— Begin —
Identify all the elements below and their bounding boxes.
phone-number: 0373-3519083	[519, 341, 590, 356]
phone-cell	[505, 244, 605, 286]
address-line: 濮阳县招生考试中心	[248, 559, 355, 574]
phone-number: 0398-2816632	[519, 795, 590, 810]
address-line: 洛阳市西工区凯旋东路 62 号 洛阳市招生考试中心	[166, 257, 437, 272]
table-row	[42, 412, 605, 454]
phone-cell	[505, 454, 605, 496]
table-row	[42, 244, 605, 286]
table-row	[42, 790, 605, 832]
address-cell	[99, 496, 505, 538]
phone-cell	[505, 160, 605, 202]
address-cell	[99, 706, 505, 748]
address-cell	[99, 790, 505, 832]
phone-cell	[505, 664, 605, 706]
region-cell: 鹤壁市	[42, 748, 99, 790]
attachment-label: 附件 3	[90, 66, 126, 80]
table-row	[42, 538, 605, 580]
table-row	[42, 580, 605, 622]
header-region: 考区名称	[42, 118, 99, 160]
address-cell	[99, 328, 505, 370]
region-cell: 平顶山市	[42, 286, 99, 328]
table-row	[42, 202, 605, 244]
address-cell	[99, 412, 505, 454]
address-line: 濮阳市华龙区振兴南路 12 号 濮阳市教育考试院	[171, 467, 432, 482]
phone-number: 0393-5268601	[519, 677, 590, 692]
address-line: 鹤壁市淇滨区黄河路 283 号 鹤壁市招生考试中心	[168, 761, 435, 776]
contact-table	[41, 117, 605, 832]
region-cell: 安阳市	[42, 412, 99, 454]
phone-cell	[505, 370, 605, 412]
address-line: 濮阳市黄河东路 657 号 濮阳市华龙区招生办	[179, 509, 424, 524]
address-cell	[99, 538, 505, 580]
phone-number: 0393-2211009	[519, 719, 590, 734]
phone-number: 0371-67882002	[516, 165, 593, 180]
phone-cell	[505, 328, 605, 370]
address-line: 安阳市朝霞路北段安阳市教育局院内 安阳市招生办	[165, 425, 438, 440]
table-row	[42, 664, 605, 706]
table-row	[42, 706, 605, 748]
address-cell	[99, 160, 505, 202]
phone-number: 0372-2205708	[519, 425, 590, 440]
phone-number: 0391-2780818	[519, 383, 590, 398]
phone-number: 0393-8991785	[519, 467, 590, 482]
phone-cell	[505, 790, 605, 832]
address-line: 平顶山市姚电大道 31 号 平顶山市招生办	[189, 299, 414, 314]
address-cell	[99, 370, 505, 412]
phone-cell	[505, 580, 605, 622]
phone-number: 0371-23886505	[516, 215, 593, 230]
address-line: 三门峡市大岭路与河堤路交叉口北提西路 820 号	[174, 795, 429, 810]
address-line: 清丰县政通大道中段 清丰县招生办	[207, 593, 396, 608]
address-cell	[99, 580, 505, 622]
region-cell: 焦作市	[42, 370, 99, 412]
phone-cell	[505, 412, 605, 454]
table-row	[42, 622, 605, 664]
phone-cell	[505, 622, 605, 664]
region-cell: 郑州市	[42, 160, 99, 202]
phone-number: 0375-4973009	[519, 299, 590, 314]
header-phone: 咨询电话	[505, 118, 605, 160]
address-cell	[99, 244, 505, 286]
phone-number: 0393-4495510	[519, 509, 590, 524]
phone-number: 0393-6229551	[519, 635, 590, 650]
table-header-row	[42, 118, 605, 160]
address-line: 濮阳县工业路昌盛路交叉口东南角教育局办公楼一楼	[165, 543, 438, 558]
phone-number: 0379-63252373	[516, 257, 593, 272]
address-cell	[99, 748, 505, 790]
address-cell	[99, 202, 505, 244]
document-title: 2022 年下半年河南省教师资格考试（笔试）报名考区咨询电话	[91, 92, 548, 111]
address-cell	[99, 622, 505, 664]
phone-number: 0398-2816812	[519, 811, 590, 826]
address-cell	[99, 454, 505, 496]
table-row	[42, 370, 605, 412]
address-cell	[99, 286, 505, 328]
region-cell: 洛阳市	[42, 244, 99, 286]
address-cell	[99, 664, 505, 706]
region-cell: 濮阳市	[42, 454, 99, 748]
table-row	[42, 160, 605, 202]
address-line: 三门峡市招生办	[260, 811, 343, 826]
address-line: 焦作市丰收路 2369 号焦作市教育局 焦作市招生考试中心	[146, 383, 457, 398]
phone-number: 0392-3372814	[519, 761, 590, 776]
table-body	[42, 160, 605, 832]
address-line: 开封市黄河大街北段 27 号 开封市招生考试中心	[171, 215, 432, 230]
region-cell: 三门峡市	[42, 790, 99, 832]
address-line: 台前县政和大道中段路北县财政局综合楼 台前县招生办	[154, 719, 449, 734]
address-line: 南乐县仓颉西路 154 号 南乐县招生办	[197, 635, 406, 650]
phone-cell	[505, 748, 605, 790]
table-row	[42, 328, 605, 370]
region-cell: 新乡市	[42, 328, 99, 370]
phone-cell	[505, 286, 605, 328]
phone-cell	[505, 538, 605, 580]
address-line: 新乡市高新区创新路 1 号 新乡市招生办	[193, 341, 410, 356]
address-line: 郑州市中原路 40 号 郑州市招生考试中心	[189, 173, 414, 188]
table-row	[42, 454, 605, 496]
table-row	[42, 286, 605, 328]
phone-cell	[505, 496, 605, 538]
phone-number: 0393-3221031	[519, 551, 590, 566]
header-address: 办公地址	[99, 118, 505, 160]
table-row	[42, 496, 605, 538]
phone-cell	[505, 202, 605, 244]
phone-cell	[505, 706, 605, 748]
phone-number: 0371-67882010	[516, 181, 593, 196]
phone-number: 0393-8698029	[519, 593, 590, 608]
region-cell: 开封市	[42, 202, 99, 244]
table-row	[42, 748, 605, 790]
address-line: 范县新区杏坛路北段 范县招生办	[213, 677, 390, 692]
— End —
◆ **GIVEN EXERCISE**: Reproduce every line of the data above unchanged, from start to finish.

◆ **THE ANSWER**:
Identify all the elements below and their bounding boxes.
phone-number: 0373-3519083	[519, 341, 590, 356]
phone-cell	[505, 244, 605, 286]
address-line: 濮阳县招生考试中心	[248, 559, 355, 574]
phone-number: 0398-2816632	[519, 795, 590, 810]
address-line: 洛阳市西工区凯旋东路 62 号 洛阳市招生考试中心	[166, 257, 437, 272]
table-row	[42, 412, 605, 454]
phone-cell	[505, 454, 605, 496]
table-row	[42, 244, 605, 286]
table-row	[42, 790, 605, 832]
address-cell	[99, 496, 505, 538]
phone-cell	[505, 160, 605, 202]
address-cell	[99, 706, 505, 748]
address-cell	[99, 790, 505, 832]
phone-cell	[505, 664, 605, 706]
region-cell: 鹤壁市	[42, 748, 99, 790]
attachment-label: 附件 3	[90, 66, 126, 80]
table-row	[42, 538, 605, 580]
table-row	[42, 580, 605, 622]
header-region: 考区名称	[42, 118, 99, 160]
address-cell	[99, 328, 505, 370]
region-cell: 平顶山市	[42, 286, 99, 328]
table-row	[42, 202, 605, 244]
address-cell	[99, 412, 505, 454]
address-line: 濮阳市华龙区振兴南路 12 号 濮阳市教育考试院	[171, 467, 432, 482]
phone-number: 0393-5268601	[519, 677, 590, 692]
address-line: 鹤壁市淇滨区黄河路 283 号 鹤壁市招生考试中心	[168, 761, 435, 776]
contact-table	[41, 117, 605, 832]
region-cell: 安阳市	[42, 412, 99, 454]
phone-cell	[505, 370, 605, 412]
address-line: 濮阳市黄河东路 657 号 濮阳市华龙区招生办	[179, 509, 424, 524]
address-cell	[99, 538, 505, 580]
phone-number: 0393-2211009	[519, 719, 590, 734]
phone-number: 0371-67882002	[516, 165, 593, 180]
phone-cell	[505, 328, 605, 370]
address-line: 安阳市朝霞路北段安阳市教育局院内 安阳市招生办	[165, 425, 438, 440]
table-row	[42, 664, 605, 706]
table-row	[42, 706, 605, 748]
address-cell	[99, 160, 505, 202]
phone-number: 0372-2205708	[519, 425, 590, 440]
phone-number: 0391-2780818	[519, 383, 590, 398]
phone-number: 0393-8991785	[519, 467, 590, 482]
phone-cell	[505, 790, 605, 832]
address-line: 平顶山市姚电大道 31 号 平顶山市招生办	[189, 299, 414, 314]
address-cell	[99, 370, 505, 412]
phone-cell	[505, 580, 605, 622]
phone-number: 0371-23886505	[516, 215, 593, 230]
address-line: 三门峡市大岭路与河堤路交叉口北提西路 820 号	[174, 795, 429, 810]
address-line: 清丰县政通大道中段 清丰县招生办	[207, 593, 396, 608]
address-cell	[99, 580, 505, 622]
region-cell: 焦作市	[42, 370, 99, 412]
phone-cell	[505, 412, 605, 454]
table-row	[42, 622, 605, 664]
phone-cell	[505, 622, 605, 664]
region-cell: 郑州市	[42, 160, 99, 202]
phone-number: 0375-4973009	[519, 299, 590, 314]
header-phone: 咨询电话	[505, 118, 605, 160]
address-cell	[99, 244, 505, 286]
phone-number: 0393-4495510	[519, 509, 590, 524]
phone-number: 0393-6229551	[519, 635, 590, 650]
table-header-row	[42, 118, 605, 160]
address-line: 濮阳县工业路昌盛路交叉口东南角教育局办公楼一楼	[165, 543, 438, 558]
phone-number: 0379-63252373	[516, 257, 593, 272]
address-cell	[99, 748, 505, 790]
address-cell	[99, 202, 505, 244]
document-title: 2022 年下半年河南省教师资格考试（笔试）报名考区咨询电话	[91, 92, 548, 111]
address-cell	[99, 622, 505, 664]
phone-number: 0398-2816812	[519, 811, 590, 826]
address-cell	[99, 454, 505, 496]
table-row	[42, 370, 605, 412]
address-cell	[99, 286, 505, 328]
region-cell: 洛阳市	[42, 244, 99, 286]
address-cell	[99, 664, 505, 706]
region-cell: 濮阳市	[42, 454, 99, 748]
table-row	[42, 160, 605, 202]
address-line: 三门峡市招生办	[260, 811, 343, 826]
address-line: 焦作市丰收路 2369 号焦作市教育局 焦作市招生考试中心	[146, 383, 457, 398]
phone-number: 0392-3372814	[519, 761, 590, 776]
table-body	[42, 160, 605, 832]
address-line: 开封市黄河大街北段 27 号 开封市招生考试中心	[171, 215, 432, 230]
region-cell: 三门峡市	[42, 790, 99, 832]
address-line: 台前县政和大道中段路北县财政局综合楼 台前县招生办	[154, 719, 449, 734]
address-line: 南乐县仓颉西路 154 号 南乐县招生办	[197, 635, 406, 650]
phone-cell	[505, 748, 605, 790]
table-row	[42, 328, 605, 370]
region-cell: 新乡市	[42, 328, 99, 370]
phone-cell	[505, 286, 605, 328]
phone-cell	[505, 538, 605, 580]
address-line: 新乡市高新区创新路 1 号 新乡市招生办	[193, 341, 410, 356]
address-line: 郑州市中原路 40 号 郑州市招生考试中心	[189, 173, 414, 188]
table-row	[42, 454, 605, 496]
table-row	[42, 286, 605, 328]
phone-cell	[505, 496, 605, 538]
phone-number: 0393-3221031	[519, 551, 590, 566]
header-address: 办公地址	[99, 118, 505, 160]
table-row	[42, 496, 605, 538]
phone-cell	[505, 202, 605, 244]
phone-cell	[505, 706, 605, 748]
phone-number: 0371-67882010	[516, 181, 593, 196]
phone-number: 0393-8698029	[519, 593, 590, 608]
region-cell: 开封市	[42, 202, 99, 244]
table-row	[42, 748, 605, 790]
address-line: 范县新区杏坛路北段 范县招生办	[213, 677, 390, 692]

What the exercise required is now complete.